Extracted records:
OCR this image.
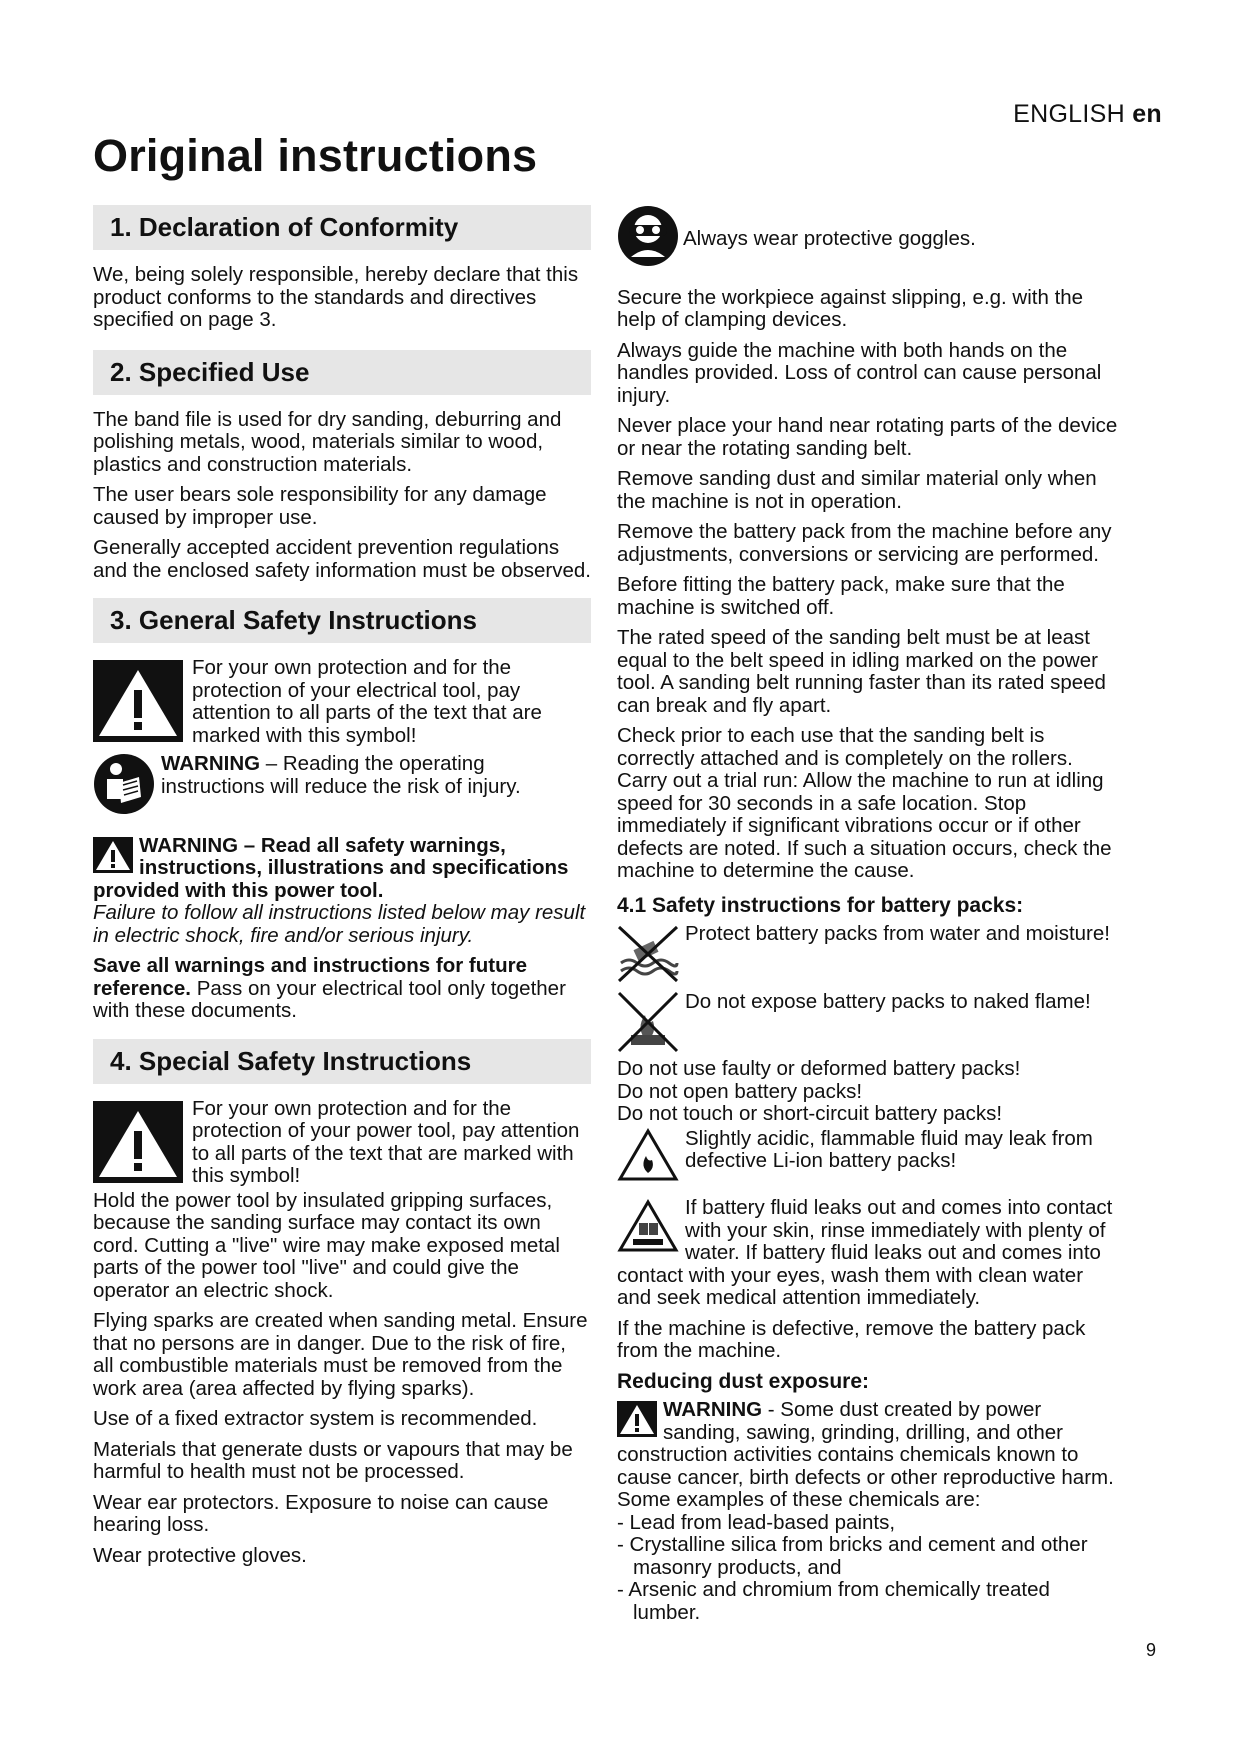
ENGLISH en
Original instructions
1. Declaration of Conformity

We, being solely responsible, hereby declare that this product conforms to the standards and directives specified on page 3.

2. Specified Use

The band file is used for dry sanding, deburring and polishing metals, wood, materials similar to wood, plastics and construction materials.

The user bears sole responsibility for any damage caused by improper use.

Generally accepted accident prevention regulations and the enclosed safety information must be observed.

3. General Safety Instructions

For your own protection and for the protection of your electrical tool, pay attention to all parts of the text that are marked with this symbol!

WARNING – Reading the operating instructions will reduce the risk of injury.

WARNING – Read all safety warnings, instructions, illustrations and specifications provided with this power tool.

Failure to follow all instructions listed below may result in electric shock, fire and/or serious injury.

Save all warnings and instructions for future reference. Pass on your electrical tool only together with these documents.

4. Special Safety Instructions

For your own protection and for the protection of your power tool, pay attention to all parts of the text that are marked with this symbol!

Hold the power tool by insulated gripping surfaces, because the sanding surface may contact its own cord. Cutting a "live" wire may make exposed metal parts of the power tool "live" and could give the operator an electric shock.

Flying sparks are created when sanding metal. Ensure that no persons are in danger. Due to the risk of fire, all combustible materials must be removed from the work area (area affected by flying sparks).

Use of a fixed extractor system is recommended.

Materials that generate dusts or vapours that may be harmful to health must not be processed.

Wear ear protectors. Exposure to noise can cause hearing loss.

Wear protective gloves.

Always wear protective goggles.

Secure the workpiece against slipping, e.g. with the help of clamping devices.

Always guide the machine with both hands on the handles provided. Loss of control can cause personal injury.

Never place your hand near rotating parts of the device or near the rotating sanding belt.

Remove sanding dust and similar material only when the machine is not in operation.

Remove the battery pack from the machine before any adjustments, conversions or servicing are performed.

Before fitting the battery pack, make sure that the machine is switched off.

The rated speed of the sanding belt must be at least equal to the belt speed in idling marked on the power tool. A sanding belt running faster than its rated speed can break and fly apart.

Check prior to each use that the sanding belt is correctly attached and is completely on the rollers. Carry out a trial run: Allow the machine to run at idling speed for 30 seconds in a safe location. Stop immediately if significant vibrations occur or if other defects are noted. If such a situation occurs, check the machine to determine the cause.

4.1 Safety instructions for battery packs:
Protect battery packs from water and moisture!
Do not expose battery packs to naked flame!

Do not use faulty or deformed battery packs!

Do not open battery packs!

Do not touch or short-circuit battery packs!

Slightly acidic, flammable fluid may leak from defective Li-ion battery packs!

If battery fluid leaks out and comes into contact with your skin, rinse immediately with plenty of water. If battery fluid leaks out and comes into contact with your eyes, wash them with clean water and seek medical attention immediately.

If the machine is defective, remove the battery pack from the machine.

Reducing dust exposure:

WARNING - Some dust created by power sanding, sawing, grinding, drilling, and other construction activities contains chemicals known to cause cancer, birth defects or other reproductive harm. Some examples of these chemicals are:

- Lead from lead-based paints,

- Crystalline silica from bricks and cement and other masonry products, and

- Arsenic and chromium from chemically treated lumber.

9
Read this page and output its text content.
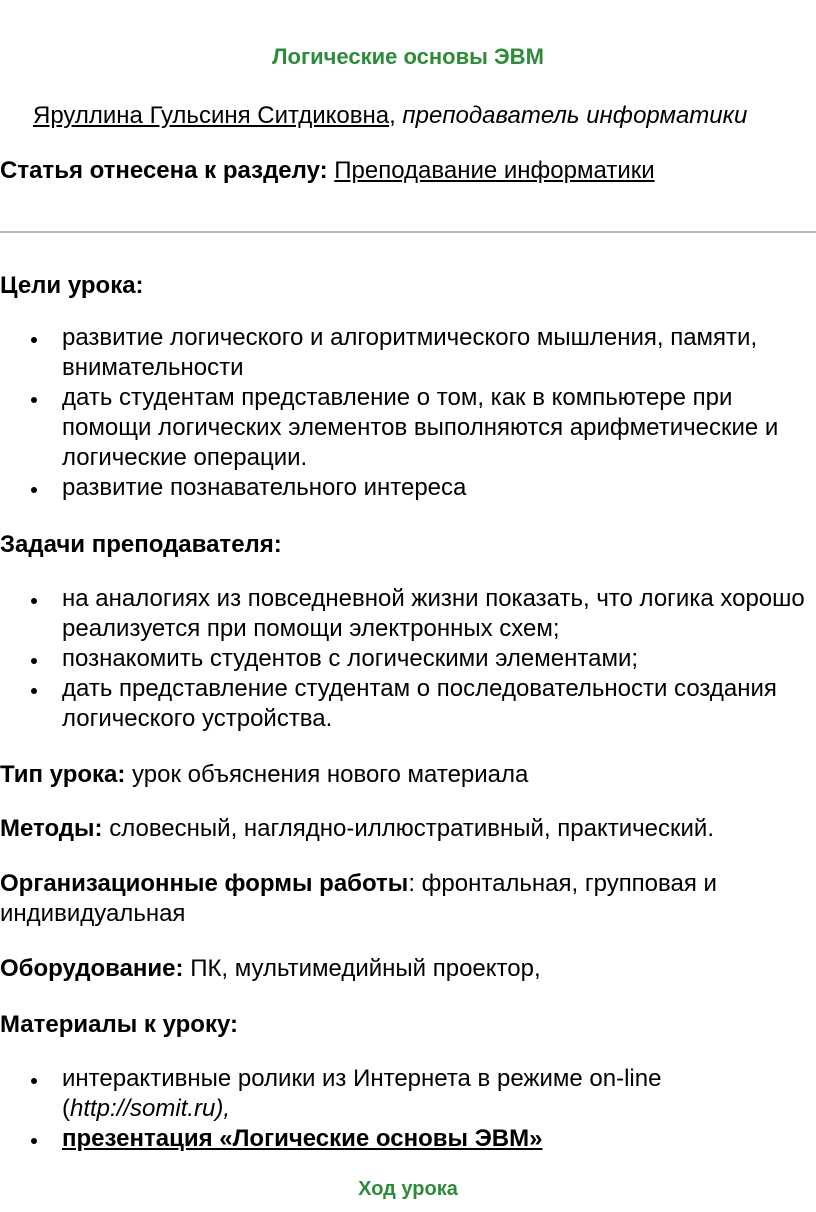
Логические основы ЭВМ
Яруллина Гульсиня Ситдиковна, преподаватель информатики
Статья отнесена к разделу: Преподавание информатики

Цели урока:

развитие логического и алгоритмического мышления, памяти, внимательности
дать студентам представление о том, как в компьютере при помощи логических элементов выполняются арифметические и логические операции.
развитие познавательного интереса

Задачи преподавателя:

на аналогиях из повседневной жизни показать, что логика хорошо реализуется при помощи электронных схем;
познакомить студентов с логическими элементами;
дать представление студентам о последовательности создания логического устройства.
Тип урока: урок объяснения нового материала
Методы: словесный, наглядно-иллюстративный, практический.
Организационные формы работы: фронтальная, групповая и индивидуальная
Оборудование: ПК, мультимедийный проектор,

Материалы к уроку:

интерактивные ролики из Интернета в режиме on-line (http://somit.ru),
презентация «Логические основы ЭВМ»
Ход урока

■ CHALLENGE ■
Of the lines above, copy each that contains "представление".

■ EXERCISE RESULT ■
дать студентам представление о том, как в компьютере при помощи логических элементов выполняются арифметические и логические операции.
дать представление студентам о последовательности создания логического устройства.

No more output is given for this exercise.